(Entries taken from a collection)
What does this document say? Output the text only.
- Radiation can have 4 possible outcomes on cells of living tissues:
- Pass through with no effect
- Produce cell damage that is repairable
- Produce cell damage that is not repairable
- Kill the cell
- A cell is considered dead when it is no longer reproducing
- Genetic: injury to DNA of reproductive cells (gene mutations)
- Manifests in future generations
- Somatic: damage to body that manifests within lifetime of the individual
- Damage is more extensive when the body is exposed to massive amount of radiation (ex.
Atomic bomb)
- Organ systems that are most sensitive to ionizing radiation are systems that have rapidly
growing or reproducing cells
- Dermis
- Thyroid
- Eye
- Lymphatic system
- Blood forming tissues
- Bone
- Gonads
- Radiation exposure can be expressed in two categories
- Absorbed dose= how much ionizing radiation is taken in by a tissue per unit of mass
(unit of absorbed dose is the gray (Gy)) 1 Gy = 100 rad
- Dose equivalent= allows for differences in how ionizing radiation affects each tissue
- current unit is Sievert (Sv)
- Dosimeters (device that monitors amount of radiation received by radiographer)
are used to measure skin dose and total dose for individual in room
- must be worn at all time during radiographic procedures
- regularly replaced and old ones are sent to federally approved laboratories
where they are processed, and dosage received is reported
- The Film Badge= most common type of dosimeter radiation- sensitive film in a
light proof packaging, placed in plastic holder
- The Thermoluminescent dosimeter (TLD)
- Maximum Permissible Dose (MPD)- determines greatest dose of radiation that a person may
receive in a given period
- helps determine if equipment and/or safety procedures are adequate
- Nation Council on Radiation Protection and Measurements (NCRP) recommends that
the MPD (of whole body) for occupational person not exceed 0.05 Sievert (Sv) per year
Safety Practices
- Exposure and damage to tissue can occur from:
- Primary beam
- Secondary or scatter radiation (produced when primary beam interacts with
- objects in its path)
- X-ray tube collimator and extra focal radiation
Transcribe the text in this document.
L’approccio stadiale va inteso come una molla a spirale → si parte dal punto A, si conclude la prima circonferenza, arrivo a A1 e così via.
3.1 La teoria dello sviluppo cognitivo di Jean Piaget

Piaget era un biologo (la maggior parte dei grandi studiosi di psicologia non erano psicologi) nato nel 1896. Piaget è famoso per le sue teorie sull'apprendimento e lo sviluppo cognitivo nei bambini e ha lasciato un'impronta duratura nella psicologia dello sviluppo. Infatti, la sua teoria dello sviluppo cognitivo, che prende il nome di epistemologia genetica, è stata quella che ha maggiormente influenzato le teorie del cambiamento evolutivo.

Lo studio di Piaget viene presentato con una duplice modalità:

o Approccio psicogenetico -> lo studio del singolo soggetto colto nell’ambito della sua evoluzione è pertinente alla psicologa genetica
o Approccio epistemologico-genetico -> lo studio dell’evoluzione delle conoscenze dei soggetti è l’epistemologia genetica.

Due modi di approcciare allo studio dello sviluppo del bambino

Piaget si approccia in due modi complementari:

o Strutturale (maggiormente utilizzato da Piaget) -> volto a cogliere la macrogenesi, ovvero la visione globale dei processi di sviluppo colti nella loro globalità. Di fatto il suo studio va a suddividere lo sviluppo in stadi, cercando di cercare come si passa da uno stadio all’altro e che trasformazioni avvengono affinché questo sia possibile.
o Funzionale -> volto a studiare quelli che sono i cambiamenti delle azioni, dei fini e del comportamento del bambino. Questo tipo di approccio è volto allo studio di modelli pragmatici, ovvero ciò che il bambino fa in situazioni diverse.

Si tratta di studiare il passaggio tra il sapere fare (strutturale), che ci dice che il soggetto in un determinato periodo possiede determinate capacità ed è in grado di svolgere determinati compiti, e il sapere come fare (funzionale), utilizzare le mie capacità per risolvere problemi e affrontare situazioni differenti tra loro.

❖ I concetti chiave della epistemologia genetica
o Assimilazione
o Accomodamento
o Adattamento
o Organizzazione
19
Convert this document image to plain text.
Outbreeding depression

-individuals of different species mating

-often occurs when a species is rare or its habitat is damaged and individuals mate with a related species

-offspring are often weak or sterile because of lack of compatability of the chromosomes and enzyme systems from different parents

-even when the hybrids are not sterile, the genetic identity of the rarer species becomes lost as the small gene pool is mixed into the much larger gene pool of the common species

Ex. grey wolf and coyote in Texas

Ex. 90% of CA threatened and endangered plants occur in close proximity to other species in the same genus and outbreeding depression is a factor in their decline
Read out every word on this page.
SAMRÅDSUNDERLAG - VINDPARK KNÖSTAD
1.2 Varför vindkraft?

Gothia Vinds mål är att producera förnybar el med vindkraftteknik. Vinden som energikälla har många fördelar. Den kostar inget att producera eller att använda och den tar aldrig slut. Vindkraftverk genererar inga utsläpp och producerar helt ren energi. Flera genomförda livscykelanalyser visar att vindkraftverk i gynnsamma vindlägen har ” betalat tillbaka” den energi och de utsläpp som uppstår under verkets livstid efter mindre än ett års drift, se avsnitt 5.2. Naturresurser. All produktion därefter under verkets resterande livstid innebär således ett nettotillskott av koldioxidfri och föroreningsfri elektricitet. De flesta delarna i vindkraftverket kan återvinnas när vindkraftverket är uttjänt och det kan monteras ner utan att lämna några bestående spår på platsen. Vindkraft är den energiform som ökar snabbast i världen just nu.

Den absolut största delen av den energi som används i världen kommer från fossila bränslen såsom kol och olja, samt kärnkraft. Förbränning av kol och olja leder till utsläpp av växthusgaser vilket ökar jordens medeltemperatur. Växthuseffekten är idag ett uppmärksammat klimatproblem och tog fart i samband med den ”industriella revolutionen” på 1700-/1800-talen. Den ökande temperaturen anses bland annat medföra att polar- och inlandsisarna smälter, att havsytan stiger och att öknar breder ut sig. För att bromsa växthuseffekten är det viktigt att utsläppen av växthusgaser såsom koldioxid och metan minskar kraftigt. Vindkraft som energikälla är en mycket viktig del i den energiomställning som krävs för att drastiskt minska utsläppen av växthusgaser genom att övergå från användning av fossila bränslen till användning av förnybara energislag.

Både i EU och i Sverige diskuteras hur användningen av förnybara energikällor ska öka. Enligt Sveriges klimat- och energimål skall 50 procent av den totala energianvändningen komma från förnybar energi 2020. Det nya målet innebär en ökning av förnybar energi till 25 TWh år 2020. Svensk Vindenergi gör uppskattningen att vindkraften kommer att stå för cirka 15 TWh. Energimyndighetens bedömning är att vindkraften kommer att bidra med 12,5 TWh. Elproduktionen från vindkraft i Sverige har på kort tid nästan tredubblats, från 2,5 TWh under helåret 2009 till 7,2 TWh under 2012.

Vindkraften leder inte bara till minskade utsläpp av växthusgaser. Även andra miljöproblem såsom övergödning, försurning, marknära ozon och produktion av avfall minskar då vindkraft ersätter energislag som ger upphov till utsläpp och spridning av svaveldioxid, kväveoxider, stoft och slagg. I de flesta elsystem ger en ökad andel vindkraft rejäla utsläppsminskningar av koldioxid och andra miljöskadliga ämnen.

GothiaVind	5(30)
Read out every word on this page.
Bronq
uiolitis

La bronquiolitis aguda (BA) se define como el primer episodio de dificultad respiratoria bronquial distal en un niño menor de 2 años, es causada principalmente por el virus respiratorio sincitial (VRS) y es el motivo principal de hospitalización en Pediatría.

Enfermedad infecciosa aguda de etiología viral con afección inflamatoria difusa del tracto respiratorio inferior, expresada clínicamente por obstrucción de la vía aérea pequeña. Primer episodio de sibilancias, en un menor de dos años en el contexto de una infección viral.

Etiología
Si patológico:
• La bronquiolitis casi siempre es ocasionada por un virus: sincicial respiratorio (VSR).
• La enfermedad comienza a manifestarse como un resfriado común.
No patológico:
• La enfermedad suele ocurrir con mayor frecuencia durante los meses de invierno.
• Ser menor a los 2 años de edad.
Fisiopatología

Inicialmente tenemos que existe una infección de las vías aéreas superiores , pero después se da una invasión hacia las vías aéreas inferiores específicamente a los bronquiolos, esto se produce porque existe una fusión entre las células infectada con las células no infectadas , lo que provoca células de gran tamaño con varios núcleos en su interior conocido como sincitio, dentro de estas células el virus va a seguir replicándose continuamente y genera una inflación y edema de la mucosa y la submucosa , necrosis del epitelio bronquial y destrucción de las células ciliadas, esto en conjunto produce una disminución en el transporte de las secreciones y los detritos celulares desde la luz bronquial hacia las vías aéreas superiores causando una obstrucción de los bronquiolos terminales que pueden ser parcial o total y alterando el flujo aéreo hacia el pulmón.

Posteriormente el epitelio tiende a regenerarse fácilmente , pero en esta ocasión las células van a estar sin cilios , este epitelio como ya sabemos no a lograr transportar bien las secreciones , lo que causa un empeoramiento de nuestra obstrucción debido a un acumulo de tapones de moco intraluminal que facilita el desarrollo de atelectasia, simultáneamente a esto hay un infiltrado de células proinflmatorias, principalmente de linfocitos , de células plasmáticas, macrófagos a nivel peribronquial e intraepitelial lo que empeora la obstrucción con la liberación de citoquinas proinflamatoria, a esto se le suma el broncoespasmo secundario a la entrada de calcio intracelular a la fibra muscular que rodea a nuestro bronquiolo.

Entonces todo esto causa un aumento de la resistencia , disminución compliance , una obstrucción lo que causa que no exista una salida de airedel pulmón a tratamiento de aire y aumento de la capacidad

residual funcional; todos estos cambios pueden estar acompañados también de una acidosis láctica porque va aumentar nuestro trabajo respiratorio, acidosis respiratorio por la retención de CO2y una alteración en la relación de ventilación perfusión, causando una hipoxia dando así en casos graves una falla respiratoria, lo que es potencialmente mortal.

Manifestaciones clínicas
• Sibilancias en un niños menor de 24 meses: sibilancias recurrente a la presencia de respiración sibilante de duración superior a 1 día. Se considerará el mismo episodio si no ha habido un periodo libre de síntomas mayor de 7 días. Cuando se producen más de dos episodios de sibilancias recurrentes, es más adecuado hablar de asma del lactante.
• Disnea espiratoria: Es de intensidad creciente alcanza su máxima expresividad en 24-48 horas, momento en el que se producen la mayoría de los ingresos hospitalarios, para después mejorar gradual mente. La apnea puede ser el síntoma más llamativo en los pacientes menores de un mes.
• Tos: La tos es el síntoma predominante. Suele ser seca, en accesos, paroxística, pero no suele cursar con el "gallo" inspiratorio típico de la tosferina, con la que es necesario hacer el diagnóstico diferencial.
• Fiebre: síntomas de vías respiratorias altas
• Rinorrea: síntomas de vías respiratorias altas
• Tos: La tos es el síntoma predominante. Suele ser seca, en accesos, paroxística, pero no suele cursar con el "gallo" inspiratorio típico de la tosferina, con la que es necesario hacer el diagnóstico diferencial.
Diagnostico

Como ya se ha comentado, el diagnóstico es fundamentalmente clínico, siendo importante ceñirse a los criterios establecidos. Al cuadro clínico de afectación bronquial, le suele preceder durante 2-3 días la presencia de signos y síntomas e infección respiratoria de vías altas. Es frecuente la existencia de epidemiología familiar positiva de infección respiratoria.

▶ **Required action**: How many lines in the entries include "respiratorias"? Only the number is wanted.

▶ **Answer box**: 2